- **Short exercise**: Print the complete set of entries exactly.

* Begin Source data *

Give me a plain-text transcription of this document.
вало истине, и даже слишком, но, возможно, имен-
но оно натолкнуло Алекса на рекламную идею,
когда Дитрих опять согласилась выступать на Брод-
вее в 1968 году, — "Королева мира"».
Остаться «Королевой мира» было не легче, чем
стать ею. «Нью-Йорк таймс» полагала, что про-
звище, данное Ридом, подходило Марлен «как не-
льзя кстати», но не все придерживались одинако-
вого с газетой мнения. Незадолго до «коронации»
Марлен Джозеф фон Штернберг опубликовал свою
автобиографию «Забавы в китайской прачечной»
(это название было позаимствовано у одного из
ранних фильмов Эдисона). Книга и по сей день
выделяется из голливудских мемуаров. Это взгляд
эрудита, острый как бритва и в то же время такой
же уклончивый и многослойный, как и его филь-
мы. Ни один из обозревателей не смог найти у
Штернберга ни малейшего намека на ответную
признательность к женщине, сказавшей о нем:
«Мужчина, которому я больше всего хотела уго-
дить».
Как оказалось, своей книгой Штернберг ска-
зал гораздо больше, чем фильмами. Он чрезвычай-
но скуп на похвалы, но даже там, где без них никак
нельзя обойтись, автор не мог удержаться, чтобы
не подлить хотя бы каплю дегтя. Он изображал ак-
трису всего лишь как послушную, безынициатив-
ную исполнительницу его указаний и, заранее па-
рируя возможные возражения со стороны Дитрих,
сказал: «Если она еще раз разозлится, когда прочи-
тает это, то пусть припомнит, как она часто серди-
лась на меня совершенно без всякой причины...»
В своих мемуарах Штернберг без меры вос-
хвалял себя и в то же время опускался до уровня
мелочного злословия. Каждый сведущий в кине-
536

* End Source data *

- **Complete output**:
Give me a plain-text transcription of this document.
вало истине, и даже слишком, но, возможно, имен-
но оно натолкнуло Алекса на рекламную идею,
когда Дитрих опять согласилась выступать на Брод-
вее в 1968 году, — "Королева мира"».
Остаться «Королевой мира» было не легче, чем
стать ею. «Нью-Йорк таймс» полагала, что про-
звище, данное Ридом, подходило Марлен «как не-
льзя кстати», но не все придерживались одинако-
вого с газетой мнения. Незадолго до «коронации»
Марлен Джозеф фон Штернберг опубликовал свою
автобиографию «Забавы в китайской прачечной»
(это название было позаимствовано у одного из
ранних фильмов Эдисона). Книга и по сей день
выделяется из голливудских мемуаров. Это взгляд
эрудита, острый как бритва и в то же время такой
же уклончивый и многослойный, как и его филь-
мы. Ни один из обозревателей не смог найти у
Штернберга ни малейшего намека на ответную
признательность к женщине, сказавшей о нем:
«Мужчина, которому я больше всего хотела уго-
дить».
Как оказалось, своей книгой Штернберг ска-
зал гораздо больше, чем фильмами. Он чрезвычай-
но скуп на похвалы, но даже там, где без них никак
нельзя обойтись, автор не мог удержаться, чтобы
не подлить хотя бы каплю дегтя. Он изображал ак-
трису всего лишь как послушную, безынициатив-
ную исполнительницу его указаний и, заранее па-
рируя возможные возражения со стороны Дитрих,
сказал: «Если она еще раз разозлится, когда прочи-
тает это, то пусть припомнит, как она часто серди-
лась на меня совершенно без всякой причины...»
В своих мемуарах Штернберг без меры вос-
хвалял себя и в то же время опускался до уровня
мелочного злословия. Каждый сведущий в кине-
536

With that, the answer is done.